Written instruction
Omit all images. Write out the rest of the material exactly.

Data shown
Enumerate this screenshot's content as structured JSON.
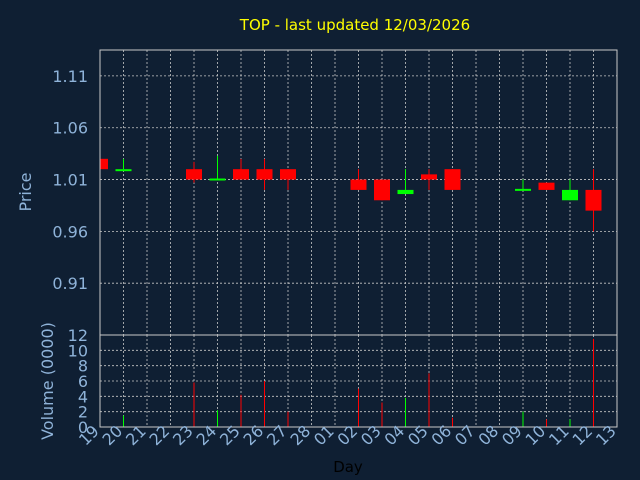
{
  "chart_data": {
    "type": "candlestick",
    "title": "TOP - last updated 12/03/2026",
    "xlabel": "Day",
    "price_panel": {
      "ylabel": "Price",
      "ylim": [
        0.86,
        1.135
      ],
      "yticks": [
        "1.11",
        "1.06",
        "1.01",
        "0.96",
        "0.91"
      ],
      "ytick_values": [
        1.11,
        1.06,
        1.01,
        0.96,
        0.91
      ]
    },
    "volume_panel": {
      "ylabel": "Volume (0000)",
      "ylim": [
        0,
        12
      ],
      "yticks": [
        "12",
        "10",
        "8",
        "6",
        "4",
        "2",
        "0"
      ],
      "ytick_values": [
        12,
        10,
        8,
        6,
        4,
        2,
        0
      ]
    },
    "x_tick_labels": [
      "19",
      "20",
      "21",
      "22",
      "23",
      "24",
      "25",
      "26",
      "27",
      "28",
      "01",
      "02",
      "03",
      "04",
      "05",
      "06",
      "07",
      "08",
      "09",
      "10",
      "11",
      "12",
      "13"
    ],
    "candles": [
      {
        "day": "19",
        "open": 1.03,
        "high": 1.03,
        "low": 1.02,
        "close": 1.02,
        "volume": 0
      },
      {
        "day": "20",
        "open": 1.02,
        "high": 1.03,
        "low": 1.02,
        "close": 1.02,
        "volume": 1.5
      },
      {
        "day": "23",
        "open": 1.02,
        "high": 1.027,
        "low": 1.007,
        "close": 1.01,
        "volume": 5.8
      },
      {
        "day": "24",
        "open": 1.01,
        "high": 1.033,
        "low": 1.01,
        "close": 1.011,
        "volume": 2.2
      },
      {
        "day": "25",
        "open": 1.02,
        "high": 1.03,
        "low": 1.01,
        "close": 1.01,
        "volume": 4.2
      },
      {
        "day": "26",
        "open": 1.02,
        "high": 1.03,
        "low": 1.0,
        "close": 1.01,
        "volume": 6.0
      },
      {
        "day": "27",
        "open": 1.02,
        "high": 1.02,
        "low": 1.0,
        "close": 1.01,
        "volume": 2.0
      },
      {
        "day": "02",
        "open": 1.01,
        "high": 1.02,
        "low": 1.0,
        "close": 1.0,
        "volume": 5.0
      },
      {
        "day": "03",
        "open": 1.01,
        "high": 1.01,
        "low": 0.99,
        "close": 0.99,
        "volume": 3.2
      },
      {
        "day": "04",
        "open": 0.996,
        "high": 1.02,
        "low": 0.996,
        "close": 1.0,
        "volume": 3.8
      },
      {
        "day": "05",
        "open": 1.015,
        "high": 1.02,
        "low": 1.0,
        "close": 1.01,
        "volume": 7.0
      },
      {
        "day": "06",
        "open": 1.02,
        "high": 1.02,
        "low": 1.0,
        "close": 1.0,
        "volume": 1.2
      },
      {
        "day": "09",
        "open": 1.0,
        "high": 1.01,
        "low": 1.0,
        "close": 1.001,
        "volume": 2.0
      },
      {
        "day": "10",
        "open": 1.007,
        "high": 1.007,
        "low": 1.0,
        "close": 1.0,
        "volume": 1.0
      },
      {
        "day": "11",
        "open": 0.99,
        "high": 1.01,
        "low": 0.99,
        "close": 1.0,
        "volume": 1.0
      },
      {
        "day": "12",
        "open": 1.0,
        "high": 1.02,
        "low": 0.96,
        "close": 0.98,
        "volume": 11.5
      }
    ],
    "grid": true,
    "colors": {
      "background": "#0f1f33",
      "title": "#ffff00",
      "axis_text": "#8fb3d9",
      "grid": "#c8c8c8",
      "frame": "#c8c8c8",
      "up": "#00ff00",
      "down": "#ff0000"
    }
  }
}
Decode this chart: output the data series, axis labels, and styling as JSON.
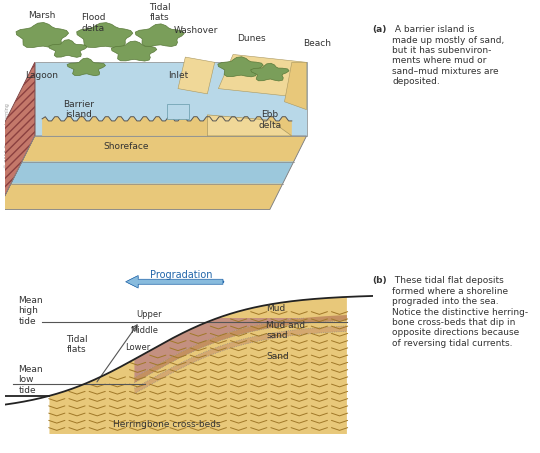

Exercise response
Enumerate this screenshot's content as structured JSON.
{
  "chart_data": {
    "type": "candlestick",
    "title": "TOP - last updated 12/03/2026",
    "xlabel": "Day",
    "price_panel": {
      "ylabel": "Price",
      "ylim": [
        0.86,
        1.135
      ],
      "yticks": [
        "1.11",
        "1.06",
        "1.01",
        "0.96",
        "0.91"
      ],
      "ytick_values": [
        1.11,
        1.06,
        1.01,
        0.96,
        0.91
      ]
    },
    "volume_panel": {
      "ylabel": "Volume (0000)",
      "ylim": [
        0,
        12
      ],
      "yticks": [
        "12",
        "10",
        "8",
        "6",
        "4",
        "2",
        "0"
      ],
      "ytick_values": [
        12,
        10,
        8,
        6,
        4,
        2,
        0
      ]
    },
    "x_tick_labels": [
      "19",
      "20",
      "21",
      "22",
      "23",
      "24",
      "25",
      "26",
      "27",
      "28",
      "01",
      "02",
      "03",
      "04",
      "05",
      "06",
      "07",
      "08",
      "09",
      "10",
      "11",
      "12",
      "13"
    ],
    "candles": [
      {
        "day": "19",
        "open": 1.03,
        "high": 1.03,
        "low": 1.02,
        "close": 1.02,
        "volume": 0
      },
      {
        "day": "20",
        "open": 1.02,
        "high": 1.03,
        "low": 1.02,
        "close": 1.02,
        "volume": 1.5
      },
      {
        "day": "23",
        "open": 1.02,
        "high": 1.027,
        "low": 1.007,
        "close": 1.01,
        "volume": 5.8
      },
      {
        "day": "24",
        "open": 1.01,
        "high": 1.033,
        "low": 1.01,
        "close": 1.011,
        "volume": 2.2
      },
      {
        "day": "25",
        "open": 1.02,
        "high": 1.03,
        "low": 1.01,
        "close": 1.01,
        "volume": 4.2
      },
      {
        "day": "26",
        "open": 1.02,
        "high": 1.03,
        "low": 1.0,
        "close": 1.01,
        "volume": 6.0
      },
      {
        "day": "27",
        "open": 1.02,
        "high": 1.02,
        "low": 1.0,
        "close": 1.01,
        "volume": 2.0
      },
      {
        "day": "02",
        "open": 1.01,
        "high": 1.02,
        "low": 1.0,
        "close": 1.0,
        "volume": 5.0
      },
      {
        "day": "03",
        "open": 1.01,
        "high": 1.01,
        "low": 0.99,
        "close": 0.99,
        "volume": 3.2
      },
      {
        "day": "04",
        "open": 0.996,
        "high": 1.02,
        "low": 0.996,
        "close": 1.0,
        "volume": 3.8
      },
      {
        "day": "05",
        "open": 1.015,
        "high": 1.02,
        "low": 1.0,
        "close": 1.01,
        "volume": 7.0
      },
      {
        "day": "06",
        "open": 1.02,
        "high": 1.02,
        "low": 1.0,
        "close": 1.0,
        "volume": 1.2
      },
      {
        "day": "09",
        "open": 1.0,
        "high": 1.01,
        "low": 1.0,
        "close": 1.001,
        "volume": 2.0
      },
      {
        "day": "10",
        "open": 1.007,
        "high": 1.007,
        "low": 1.0,
        "close": 1.0,
        "volume": 1.0
      },
      {
        "day": "11",
        "open": 0.99,
        "high": 1.01,
        "low": 0.99,
        "close": 1.0,
        "volume": 1.0
      },
      {
        "day": "12",
        "open": 1.0,
        "high": 1.02,
        "low": 0.96,
        "close": 0.98,
        "volume": 11.5
      }
    ],
    "grid": true,
    "colors": {
      "background": "#0f1f33",
      "title": "#ffff00",
      "axis_text": "#8fb3d9",
      "grid": "#c8c8c8",
      "frame": "#c8c8c8",
      "up": "#00ff00",
      "down": "#ff0000"
    }
  }
}
Decode this chart: output the data series, axis labels, and styling as JSON.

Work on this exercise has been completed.